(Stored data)

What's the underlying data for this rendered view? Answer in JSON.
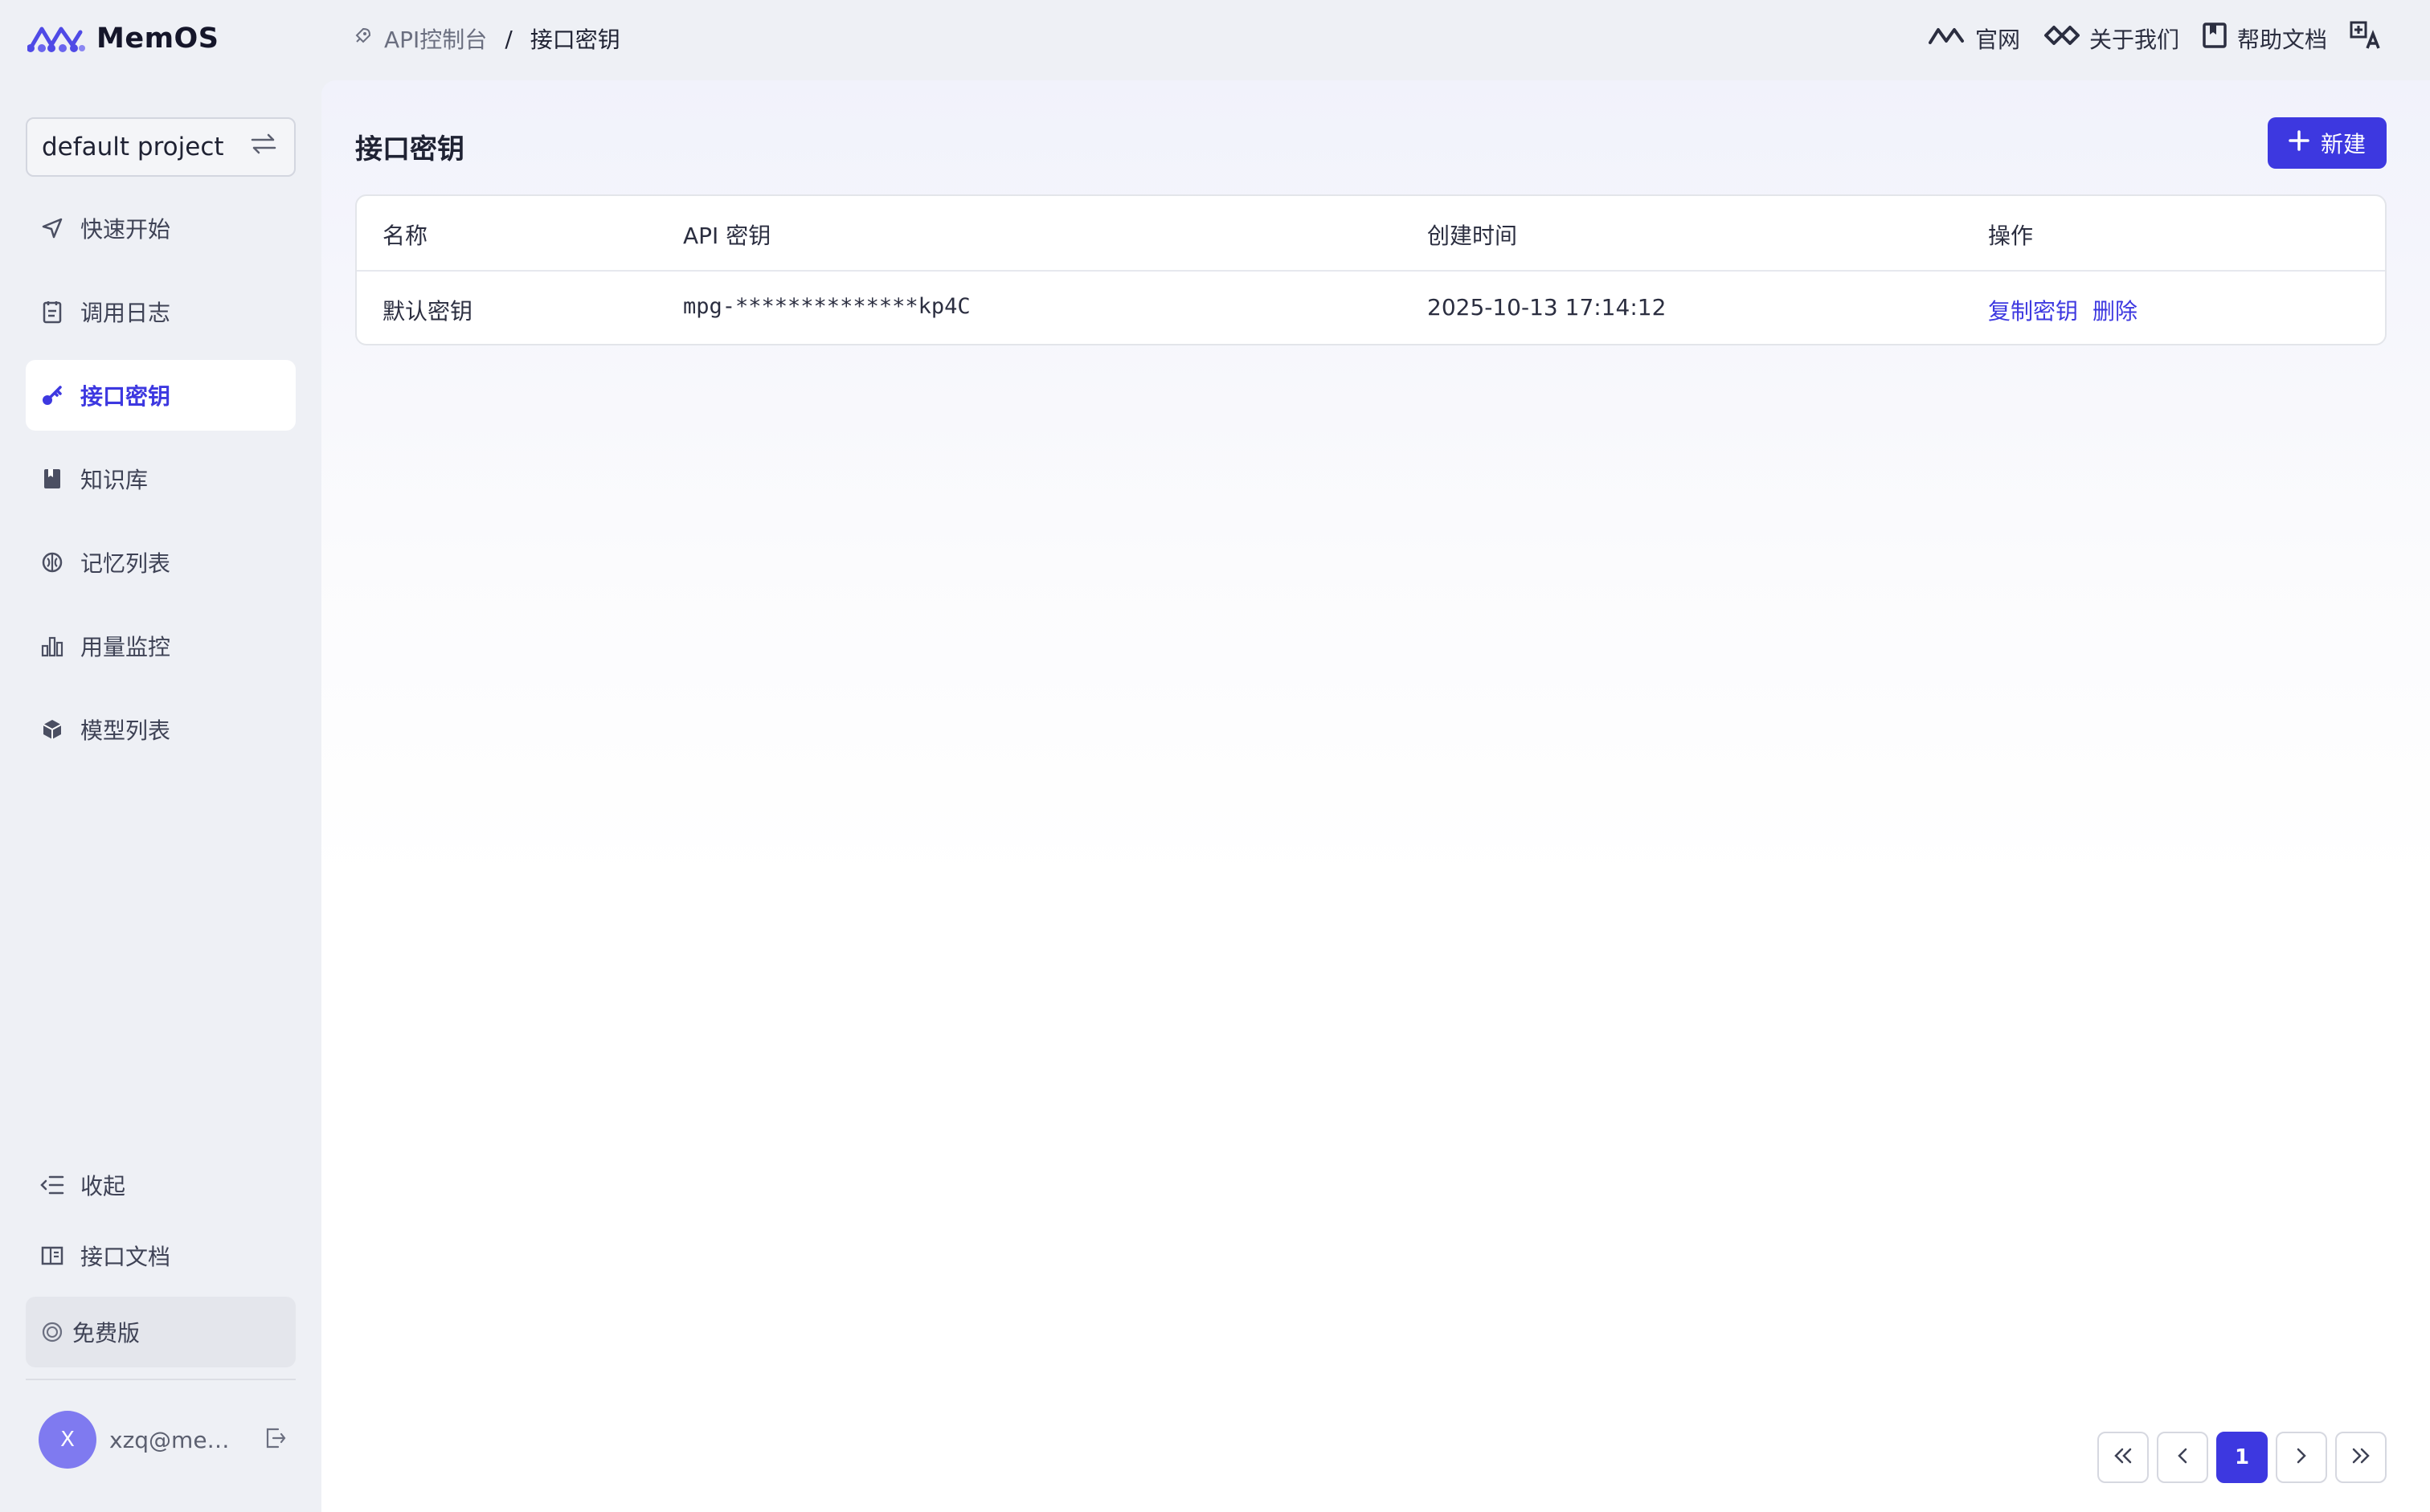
{
  "brand": {
    "name": "MemOS"
  },
  "breadcrumb": {
    "parent": "API控制台",
    "separator": "/",
    "current": "接口密钥"
  },
  "top_links": {
    "official_site": "官网",
    "about_us": "关于我们",
    "help_docs": "帮助文档"
  },
  "sidebar": {
    "project": "default project",
    "items": [
      {
        "label": "快速开始",
        "icon": "send-icon"
      },
      {
        "label": "调用日志",
        "icon": "clipboard-icon"
      },
      {
        "label": "接口密钥",
        "icon": "key-icon",
        "active": true
      },
      {
        "label": "知识库",
        "icon": "book-icon"
      },
      {
        "label": "记忆列表",
        "icon": "brain-icon"
      },
      {
        "label": "用量监控",
        "icon": "bar-chart-icon"
      },
      {
        "label": "模型列表",
        "icon": "cube-icon"
      }
    ],
    "collapse": "收起",
    "api_docs": "接口文档",
    "plan": "免费版",
    "user": {
      "avatar_letter": "X",
      "email": "xzq@memt..."
    }
  },
  "main": {
    "title": "接口密钥",
    "new_button": "新建",
    "table": {
      "headers": {
        "name": "名称",
        "key": "API 密钥",
        "created": "创建时间",
        "ops": "操作"
      },
      "rows": [
        {
          "name": "默认密钥",
          "key": "mpg-**************kp4C",
          "created": "2025-10-13 17:14:12",
          "copy": "复制密钥",
          "delete": "删除"
        }
      ]
    },
    "pagination": {
      "current": "1"
    }
  },
  "colors": {
    "accent": "#3d38e0",
    "avatar": "#7f7af0",
    "text": "#1f2233"
  }
}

• Objective: Any pictures should be dropped; transcribe the rest of the records above exactly.

• Response to the exercise:
What's the underlying data for this rendered view? Answer in JSON.
{
  "brand": {
    "name": "MemOS"
  },
  "breadcrumb": {
    "parent": "API控制台",
    "separator": "/",
    "current": "接口密钥"
  },
  "top_links": {
    "official_site": "官网",
    "about_us": "关于我们",
    "help_docs": "帮助文档"
  },
  "sidebar": {
    "project": "default project",
    "items": [
      {
        "label": "快速开始",
        "icon": "send-icon"
      },
      {
        "label": "调用日志",
        "icon": "clipboard-icon"
      },
      {
        "label": "接口密钥",
        "icon": "key-icon",
        "active": true
      },
      {
        "label": "知识库",
        "icon": "book-icon"
      },
      {
        "label": "记忆列表",
        "icon": "brain-icon"
      },
      {
        "label": "用量监控",
        "icon": "bar-chart-icon"
      },
      {
        "label": "模型列表",
        "icon": "cube-icon"
      }
    ],
    "collapse": "收起",
    "api_docs": "接口文档",
    "plan": "免费版",
    "user": {
      "avatar_letter": "X",
      "email": "xzq@memt..."
    }
  },
  "main": {
    "title": "接口密钥",
    "new_button": "新建",
    "table": {
      "headers": {
        "name": "名称",
        "key": "API 密钥",
        "created": "创建时间",
        "ops": "操作"
      },
      "rows": [
        {
          "name": "默认密钥",
          "key": "mpg-**************kp4C",
          "created": "2025-10-13 17:14:12",
          "copy": "复制密钥",
          "delete": "删除"
        }
      ]
    },
    "pagination": {
      "current": "1"
    }
  },
  "colors": {
    "accent": "#3d38e0",
    "avatar": "#7f7af0",
    "text": "#1f2233"
  }
}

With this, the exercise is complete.